+++ Record extracts

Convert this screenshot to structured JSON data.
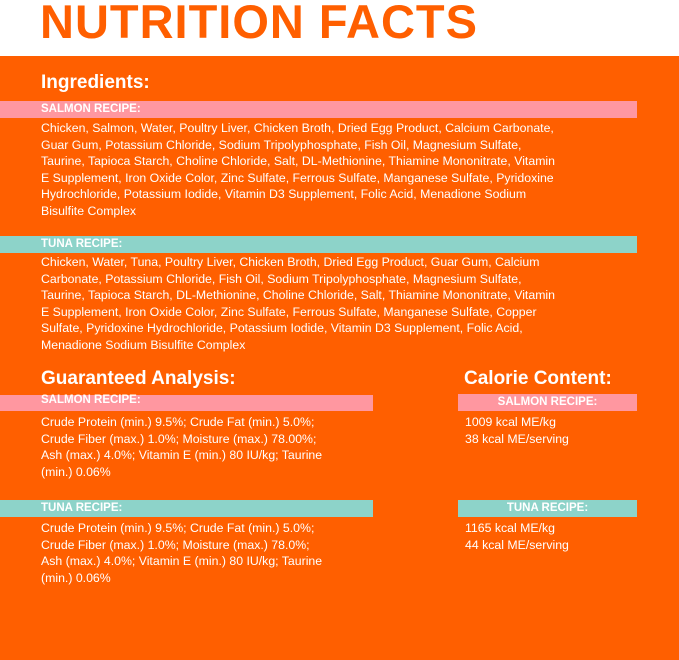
{
  "title": "NUTRITION FACTS",
  "colors": {
    "orange": "#FF5F00",
    "pink": "#FF97A0",
    "teal": "#8DD3C9"
  },
  "ingredients": {
    "heading": "Ingredients:",
    "salmon": {
      "label": "SALMON RECIPE:",
      "lines": [
        "Chicken,  Salmon, Water, Poultry Liver, Chicken Broth, Dried Egg Product, Calcium Carbonate,",
        "Guar Gum, Potassium Chloride, Sodium Tripolyphosphate, Fish Oil, Magnesium Sulfate,",
        "Taurine, Tapioca Starch, Choline Chloride, Salt, DL-Methionine, Thiamine Mononitrate, Vitamin",
        "E Supplement, Iron Oxide Color, Zinc Sulfate, Ferrous Sulfate, Manganese Sulfate, Pyridoxine",
        "Hydrochloride, Potassium Iodide, Vitamin D3 Supplement, Folic Acid, Menadione Sodium",
        "Bisulfite Complex"
      ]
    },
    "tuna": {
      "label": "TUNA RECIPE:",
      "lines": [
        "Chicken, Water, Tuna, Poultry Liver, Chicken Broth, Dried Egg Product, Guar Gum, Calcium",
        "Carbonate, Potassium Chloride, Fish Oil, Sodium Tripolyphosphate, Magnesium Sulfate,",
        "Taurine, Tapioca Starch, DL-Methionine, Choline Chloride, Salt, Thiamine Mononitrate, Vitamin",
        "E Supplement, Iron Oxide Color, Zinc Sulfate, Ferrous Sulfate, Manganese Sulfate, Copper",
        "Sulfate, Pyridoxine Hydrochloride, Potassium Iodide, Vitamin D3 Supplement, Folic Acid,",
        "Menadione Sodium Bisulfite Complex"
      ]
    }
  },
  "analysis": {
    "heading": "Guaranteed Analysis:",
    "salmon": {
      "label": "SALMON RECIPE:",
      "lines": [
        "Crude Protein (min.) 9.5%; Crude Fat (min.) 5.0%;",
        "Crude Fiber (max.) 1.0%; Moisture (max.) 78.00%;",
        "Ash (max.) 4.0%; Vitamin E (min.) 80 IU/kg; Taurine",
        "(min.) 0.06%"
      ]
    },
    "tuna": {
      "label": "TUNA RECIPE:",
      "lines": [
        "Crude Protein (min.) 9.5%; Crude Fat (min.) 5.0%;",
        "Crude Fiber (max.) 1.0%;  Moisture (max.) 78.0%;",
        "Ash (max.) 4.0%; Vitamin E (min.) 80 IU/kg; Taurine",
        "(min.) 0.06%"
      ]
    }
  },
  "calories": {
    "heading": "Calorie Content:",
    "salmon": {
      "label": "SALMON RECIPE:",
      "lines": [
        "1009 kcal ME/kg",
        "38 kcal ME/serving"
      ]
    },
    "tuna": {
      "label": "TUNA RECIPE:",
      "lines": [
        "1165 kcal ME/kg",
        "44 kcal ME/serving"
      ]
    }
  }
}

++++++

◆ **Problem**
Where an entry includes an image, skip the image and return everything else exactly.

◆ **Answer to this problem**
Convert this screenshot to structured JSON data.
{
  "title": "NUTRITION FACTS",
  "colors": {
    "orange": "#FF5F00",
    "pink": "#FF97A0",
    "teal": "#8DD3C9"
  },
  "ingredients": {
    "heading": "Ingredients:",
    "salmon": {
      "label": "SALMON RECIPE:",
      "lines": [
        "Chicken,  Salmon, Water, Poultry Liver, Chicken Broth, Dried Egg Product, Calcium Carbonate,",
        "Guar Gum, Potassium Chloride, Sodium Tripolyphosphate, Fish Oil, Magnesium Sulfate,",
        "Taurine, Tapioca Starch, Choline Chloride, Salt, DL-Methionine, Thiamine Mononitrate, Vitamin",
        "E Supplement, Iron Oxide Color, Zinc Sulfate, Ferrous Sulfate, Manganese Sulfate, Pyridoxine",
        "Hydrochloride, Potassium Iodide, Vitamin D3 Supplement, Folic Acid, Menadione Sodium",
        "Bisulfite Complex"
      ]
    },
    "tuna": {
      "label": "TUNA RECIPE:",
      "lines": [
        "Chicken, Water, Tuna, Poultry Liver, Chicken Broth, Dried Egg Product, Guar Gum, Calcium",
        "Carbonate, Potassium Chloride, Fish Oil, Sodium Tripolyphosphate, Magnesium Sulfate,",
        "Taurine, Tapioca Starch, DL-Methionine, Choline Chloride, Salt, Thiamine Mononitrate, Vitamin",
        "E Supplement, Iron Oxide Color, Zinc Sulfate, Ferrous Sulfate, Manganese Sulfate, Copper",
        "Sulfate, Pyridoxine Hydrochloride, Potassium Iodide, Vitamin D3 Supplement, Folic Acid,",
        "Menadione Sodium Bisulfite Complex"
      ]
    }
  },
  "analysis": {
    "heading": "Guaranteed Analysis:",
    "salmon": {
      "label": "SALMON RECIPE:",
      "lines": [
        "Crude Protein (min.) 9.5%; Crude Fat (min.) 5.0%;",
        "Crude Fiber (max.) 1.0%; Moisture (max.) 78.00%;",
        "Ash (max.) 4.0%; Vitamin E (min.) 80 IU/kg; Taurine",
        "(min.) 0.06%"
      ]
    },
    "tuna": {
      "label": "TUNA RECIPE:",
      "lines": [
        "Crude Protein (min.) 9.5%; Crude Fat (min.) 5.0%;",
        "Crude Fiber (max.) 1.0%;  Moisture (max.) 78.0%;",
        "Ash (max.) 4.0%; Vitamin E (min.) 80 IU/kg; Taurine",
        "(min.) 0.06%"
      ]
    }
  },
  "calories": {
    "heading": "Calorie Content:",
    "salmon": {
      "label": "SALMON RECIPE:",
      "lines": [
        "1009 kcal ME/kg",
        "38 kcal ME/serving"
      ]
    },
    "tuna": {
      "label": "TUNA RECIPE:",
      "lines": [
        "1165 kcal ME/kg",
        "44 kcal ME/serving"
      ]
    }
  }
}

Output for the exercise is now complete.